>> begin

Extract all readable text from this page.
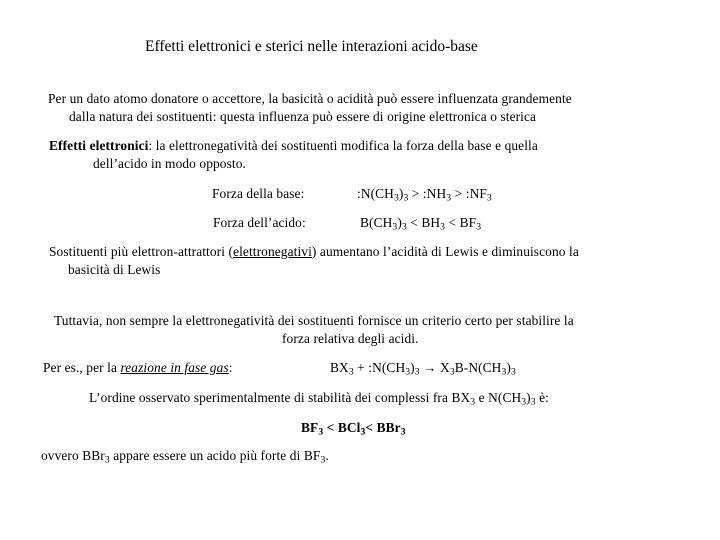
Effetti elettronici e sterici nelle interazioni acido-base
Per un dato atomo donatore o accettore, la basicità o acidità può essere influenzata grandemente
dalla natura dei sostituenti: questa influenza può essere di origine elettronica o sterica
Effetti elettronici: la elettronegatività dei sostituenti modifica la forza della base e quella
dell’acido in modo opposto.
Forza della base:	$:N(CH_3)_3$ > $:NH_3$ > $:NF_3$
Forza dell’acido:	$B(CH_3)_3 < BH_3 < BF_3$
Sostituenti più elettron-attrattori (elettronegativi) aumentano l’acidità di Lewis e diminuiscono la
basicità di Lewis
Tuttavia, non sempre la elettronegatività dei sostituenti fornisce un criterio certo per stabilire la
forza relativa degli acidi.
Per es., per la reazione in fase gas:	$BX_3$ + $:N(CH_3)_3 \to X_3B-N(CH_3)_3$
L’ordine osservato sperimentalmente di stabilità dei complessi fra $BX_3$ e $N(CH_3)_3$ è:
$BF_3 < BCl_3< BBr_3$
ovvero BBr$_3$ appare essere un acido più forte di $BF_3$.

>> end
>> begin

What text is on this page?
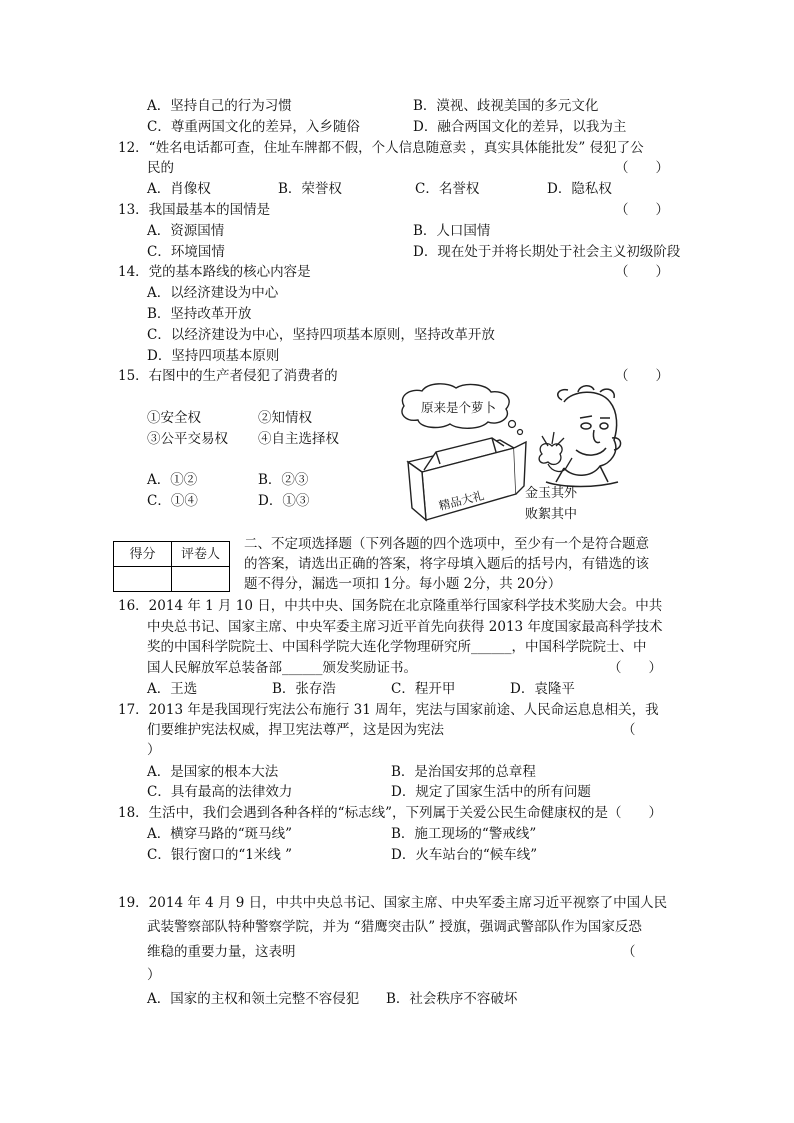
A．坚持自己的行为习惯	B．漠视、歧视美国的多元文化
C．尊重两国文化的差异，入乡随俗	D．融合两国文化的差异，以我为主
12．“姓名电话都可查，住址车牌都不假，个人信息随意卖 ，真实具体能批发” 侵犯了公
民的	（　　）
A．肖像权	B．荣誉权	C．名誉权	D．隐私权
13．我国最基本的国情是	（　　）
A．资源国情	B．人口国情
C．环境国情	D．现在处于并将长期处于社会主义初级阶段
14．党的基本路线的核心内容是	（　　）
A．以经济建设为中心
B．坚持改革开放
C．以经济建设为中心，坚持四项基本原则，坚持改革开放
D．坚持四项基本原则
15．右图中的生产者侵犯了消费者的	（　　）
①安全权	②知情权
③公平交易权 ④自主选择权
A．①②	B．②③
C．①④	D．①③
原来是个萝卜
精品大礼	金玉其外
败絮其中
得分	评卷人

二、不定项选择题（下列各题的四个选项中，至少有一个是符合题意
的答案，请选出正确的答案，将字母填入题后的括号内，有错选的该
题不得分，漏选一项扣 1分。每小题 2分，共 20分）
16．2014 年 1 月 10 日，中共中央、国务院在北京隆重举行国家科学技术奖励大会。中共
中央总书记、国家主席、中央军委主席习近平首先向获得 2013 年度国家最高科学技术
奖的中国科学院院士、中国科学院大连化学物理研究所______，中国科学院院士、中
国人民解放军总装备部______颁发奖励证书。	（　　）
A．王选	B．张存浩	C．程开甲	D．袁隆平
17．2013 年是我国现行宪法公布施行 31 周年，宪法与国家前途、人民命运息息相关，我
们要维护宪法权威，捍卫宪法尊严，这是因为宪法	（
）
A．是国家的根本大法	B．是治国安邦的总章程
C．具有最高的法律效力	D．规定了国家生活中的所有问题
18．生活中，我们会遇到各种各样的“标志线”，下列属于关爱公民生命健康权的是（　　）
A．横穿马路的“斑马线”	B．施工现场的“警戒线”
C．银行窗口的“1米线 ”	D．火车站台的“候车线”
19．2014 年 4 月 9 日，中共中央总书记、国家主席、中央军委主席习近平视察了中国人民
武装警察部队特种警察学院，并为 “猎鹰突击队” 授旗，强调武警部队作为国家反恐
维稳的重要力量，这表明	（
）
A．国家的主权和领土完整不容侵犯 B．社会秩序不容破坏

>> end
>> begin

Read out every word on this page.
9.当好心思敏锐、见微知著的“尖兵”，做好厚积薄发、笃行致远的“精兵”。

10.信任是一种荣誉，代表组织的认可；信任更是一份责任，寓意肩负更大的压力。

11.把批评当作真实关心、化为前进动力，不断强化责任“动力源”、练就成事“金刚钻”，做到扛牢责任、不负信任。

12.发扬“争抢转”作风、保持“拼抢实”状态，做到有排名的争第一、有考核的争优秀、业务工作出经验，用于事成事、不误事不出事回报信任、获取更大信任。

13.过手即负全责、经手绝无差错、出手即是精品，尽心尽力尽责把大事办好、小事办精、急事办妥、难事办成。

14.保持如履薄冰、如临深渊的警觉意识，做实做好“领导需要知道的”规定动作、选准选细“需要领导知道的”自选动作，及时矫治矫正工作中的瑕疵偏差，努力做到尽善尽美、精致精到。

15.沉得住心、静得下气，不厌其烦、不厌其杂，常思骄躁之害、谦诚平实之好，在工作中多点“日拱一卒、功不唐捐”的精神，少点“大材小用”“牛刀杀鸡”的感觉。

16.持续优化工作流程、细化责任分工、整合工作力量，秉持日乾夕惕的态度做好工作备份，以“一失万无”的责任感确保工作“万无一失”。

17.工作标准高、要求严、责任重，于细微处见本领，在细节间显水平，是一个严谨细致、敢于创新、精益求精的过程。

>> end

Of the lines in the entries above, how many include "acido"? Only the number should be given.

4